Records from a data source
--- BEGIN ---

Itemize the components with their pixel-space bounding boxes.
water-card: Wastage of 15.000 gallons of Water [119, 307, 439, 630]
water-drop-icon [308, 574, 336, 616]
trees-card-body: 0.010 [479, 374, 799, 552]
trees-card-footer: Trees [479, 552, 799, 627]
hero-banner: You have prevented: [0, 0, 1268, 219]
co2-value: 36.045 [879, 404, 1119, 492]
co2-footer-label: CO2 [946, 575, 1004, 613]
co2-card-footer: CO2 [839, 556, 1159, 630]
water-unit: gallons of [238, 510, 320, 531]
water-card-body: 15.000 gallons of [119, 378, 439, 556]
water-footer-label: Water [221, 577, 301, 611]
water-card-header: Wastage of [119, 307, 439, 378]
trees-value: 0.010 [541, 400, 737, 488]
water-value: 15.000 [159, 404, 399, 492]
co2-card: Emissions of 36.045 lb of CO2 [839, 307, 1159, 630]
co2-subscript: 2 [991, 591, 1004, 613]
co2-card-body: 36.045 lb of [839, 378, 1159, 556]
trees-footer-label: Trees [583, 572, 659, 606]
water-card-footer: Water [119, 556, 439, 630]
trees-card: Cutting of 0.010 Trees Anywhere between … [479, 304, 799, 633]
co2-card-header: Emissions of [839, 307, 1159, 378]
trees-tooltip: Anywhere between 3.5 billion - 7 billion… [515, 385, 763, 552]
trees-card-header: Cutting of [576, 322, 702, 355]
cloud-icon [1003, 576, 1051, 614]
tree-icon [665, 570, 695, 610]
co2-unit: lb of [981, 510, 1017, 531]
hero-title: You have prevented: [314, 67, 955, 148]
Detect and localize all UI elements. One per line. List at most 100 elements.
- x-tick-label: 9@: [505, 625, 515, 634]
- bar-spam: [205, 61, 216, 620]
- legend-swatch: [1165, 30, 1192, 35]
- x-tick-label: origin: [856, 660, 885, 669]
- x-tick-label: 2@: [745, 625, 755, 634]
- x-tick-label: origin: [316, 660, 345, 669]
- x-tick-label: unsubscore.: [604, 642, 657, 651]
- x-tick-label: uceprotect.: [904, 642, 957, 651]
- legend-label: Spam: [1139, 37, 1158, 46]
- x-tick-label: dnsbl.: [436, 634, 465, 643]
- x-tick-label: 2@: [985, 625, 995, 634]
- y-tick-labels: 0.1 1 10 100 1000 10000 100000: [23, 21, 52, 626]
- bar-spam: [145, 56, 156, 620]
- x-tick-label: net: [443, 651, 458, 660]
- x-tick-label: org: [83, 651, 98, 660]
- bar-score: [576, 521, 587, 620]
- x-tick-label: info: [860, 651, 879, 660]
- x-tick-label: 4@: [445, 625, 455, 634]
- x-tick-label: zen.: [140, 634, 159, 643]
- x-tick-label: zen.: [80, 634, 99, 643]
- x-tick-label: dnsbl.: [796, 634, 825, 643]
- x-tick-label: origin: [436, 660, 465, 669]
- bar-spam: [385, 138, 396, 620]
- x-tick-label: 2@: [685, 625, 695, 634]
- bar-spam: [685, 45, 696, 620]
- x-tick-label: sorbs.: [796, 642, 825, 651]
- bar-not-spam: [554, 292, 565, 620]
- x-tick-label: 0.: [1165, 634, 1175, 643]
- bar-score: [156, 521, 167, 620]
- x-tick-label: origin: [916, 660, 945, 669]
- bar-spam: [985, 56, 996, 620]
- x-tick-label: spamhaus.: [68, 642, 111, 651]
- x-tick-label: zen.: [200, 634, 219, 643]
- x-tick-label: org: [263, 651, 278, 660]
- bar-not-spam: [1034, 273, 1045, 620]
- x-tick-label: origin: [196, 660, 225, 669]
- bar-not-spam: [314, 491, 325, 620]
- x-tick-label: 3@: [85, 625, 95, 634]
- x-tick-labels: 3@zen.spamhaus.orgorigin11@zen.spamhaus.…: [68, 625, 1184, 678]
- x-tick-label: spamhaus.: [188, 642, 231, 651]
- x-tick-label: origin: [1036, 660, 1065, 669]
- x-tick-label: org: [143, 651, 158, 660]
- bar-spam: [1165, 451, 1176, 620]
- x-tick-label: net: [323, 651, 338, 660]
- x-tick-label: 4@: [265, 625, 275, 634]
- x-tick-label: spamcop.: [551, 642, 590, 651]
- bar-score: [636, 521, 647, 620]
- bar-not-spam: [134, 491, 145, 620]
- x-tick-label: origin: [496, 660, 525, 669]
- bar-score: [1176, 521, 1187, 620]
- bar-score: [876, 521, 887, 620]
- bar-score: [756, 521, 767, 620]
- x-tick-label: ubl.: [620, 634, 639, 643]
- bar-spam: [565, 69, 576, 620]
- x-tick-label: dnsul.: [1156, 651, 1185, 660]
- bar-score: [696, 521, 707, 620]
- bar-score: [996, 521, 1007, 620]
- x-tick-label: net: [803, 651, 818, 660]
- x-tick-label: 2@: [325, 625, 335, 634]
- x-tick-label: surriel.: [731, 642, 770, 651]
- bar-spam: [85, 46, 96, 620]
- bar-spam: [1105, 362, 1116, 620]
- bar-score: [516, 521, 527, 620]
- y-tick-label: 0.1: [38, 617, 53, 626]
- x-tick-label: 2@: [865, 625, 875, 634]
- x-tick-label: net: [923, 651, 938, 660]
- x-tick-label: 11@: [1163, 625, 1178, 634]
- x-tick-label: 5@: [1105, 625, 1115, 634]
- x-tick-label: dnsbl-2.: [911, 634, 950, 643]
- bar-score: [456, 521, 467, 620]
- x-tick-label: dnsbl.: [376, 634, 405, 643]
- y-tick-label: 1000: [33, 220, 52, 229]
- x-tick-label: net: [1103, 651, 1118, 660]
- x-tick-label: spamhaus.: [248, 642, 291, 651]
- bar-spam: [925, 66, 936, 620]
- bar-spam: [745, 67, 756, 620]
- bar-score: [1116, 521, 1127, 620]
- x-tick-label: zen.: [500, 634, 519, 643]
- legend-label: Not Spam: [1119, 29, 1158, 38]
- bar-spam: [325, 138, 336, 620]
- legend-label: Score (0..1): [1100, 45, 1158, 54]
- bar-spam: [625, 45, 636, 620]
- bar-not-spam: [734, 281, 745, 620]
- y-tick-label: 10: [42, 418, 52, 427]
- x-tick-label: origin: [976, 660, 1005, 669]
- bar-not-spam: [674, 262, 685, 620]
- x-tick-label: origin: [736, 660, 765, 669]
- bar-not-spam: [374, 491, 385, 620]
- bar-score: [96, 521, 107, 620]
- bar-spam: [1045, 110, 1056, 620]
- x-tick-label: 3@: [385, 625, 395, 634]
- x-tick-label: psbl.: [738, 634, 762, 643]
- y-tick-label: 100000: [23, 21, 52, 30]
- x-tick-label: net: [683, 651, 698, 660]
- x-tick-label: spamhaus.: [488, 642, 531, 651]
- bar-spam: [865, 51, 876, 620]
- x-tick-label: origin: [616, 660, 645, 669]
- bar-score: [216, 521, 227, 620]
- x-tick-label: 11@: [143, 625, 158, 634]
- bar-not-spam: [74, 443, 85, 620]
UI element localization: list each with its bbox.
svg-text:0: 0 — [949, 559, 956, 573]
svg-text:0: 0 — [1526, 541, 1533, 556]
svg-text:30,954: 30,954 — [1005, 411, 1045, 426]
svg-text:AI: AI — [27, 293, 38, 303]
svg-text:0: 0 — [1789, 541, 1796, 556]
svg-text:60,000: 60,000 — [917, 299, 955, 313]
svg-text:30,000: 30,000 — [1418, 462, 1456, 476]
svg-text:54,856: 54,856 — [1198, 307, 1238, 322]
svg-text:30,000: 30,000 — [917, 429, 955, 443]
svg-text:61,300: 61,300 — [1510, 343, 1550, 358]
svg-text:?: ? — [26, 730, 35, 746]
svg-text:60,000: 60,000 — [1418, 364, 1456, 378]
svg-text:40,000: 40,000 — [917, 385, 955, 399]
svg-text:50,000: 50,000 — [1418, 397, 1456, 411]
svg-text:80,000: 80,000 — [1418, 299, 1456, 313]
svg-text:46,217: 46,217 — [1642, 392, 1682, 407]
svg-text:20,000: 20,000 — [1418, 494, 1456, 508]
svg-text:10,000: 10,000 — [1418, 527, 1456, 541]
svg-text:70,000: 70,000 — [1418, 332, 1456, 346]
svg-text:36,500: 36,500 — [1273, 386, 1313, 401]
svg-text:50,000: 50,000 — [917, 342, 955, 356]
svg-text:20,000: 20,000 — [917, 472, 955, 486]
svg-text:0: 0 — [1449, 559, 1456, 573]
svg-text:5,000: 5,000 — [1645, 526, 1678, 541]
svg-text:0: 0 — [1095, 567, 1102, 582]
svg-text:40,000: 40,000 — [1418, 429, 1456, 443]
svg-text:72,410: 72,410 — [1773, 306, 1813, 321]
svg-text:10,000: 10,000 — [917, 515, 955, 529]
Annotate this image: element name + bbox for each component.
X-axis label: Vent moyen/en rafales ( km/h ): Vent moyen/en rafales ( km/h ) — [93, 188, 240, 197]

--- END ---

_PROBLEM DESCRIPTION_. Quote the listing from its first line through the line that contains "co2-card-body: 36.045 lb", including both of those lines and changing nothing.

_ANSWER FOR THIS EXERCISE_.
Itemize the components with their pixel-space bounding boxes.
water-card: Wastage of 15.000 gallons of Water [119, 307, 439, 630]
water-drop-icon [308, 574, 336, 616]
trees-card-body: 0.010 [479, 374, 799, 552]
trees-card-footer: Trees [479, 552, 799, 627]
hero-banner: You have prevented: [0, 0, 1268, 219]
co2-value: 36.045 [879, 404, 1119, 492]
co2-footer-label: CO2 [946, 575, 1004, 613]
co2-card-footer: CO2 [839, 556, 1159, 630]
water-unit: gallons of [238, 510, 320, 531]
water-card-body: 15.000 gallons of [119, 378, 439, 556]
water-footer-label: Water [221, 577, 301, 611]
water-card-header: Wastage of [119, 307, 439, 378]
trees-value: 0.010 [541, 400, 737, 488]
water-value: 15.000 [159, 404, 399, 492]
co2-card: Emissions of 36.045 lb of CO2 [839, 307, 1159, 630]
co2-subscript: 2 [991, 591, 1004, 613]
co2-card-body: 36.045 lb of [839, 378, 1159, 556]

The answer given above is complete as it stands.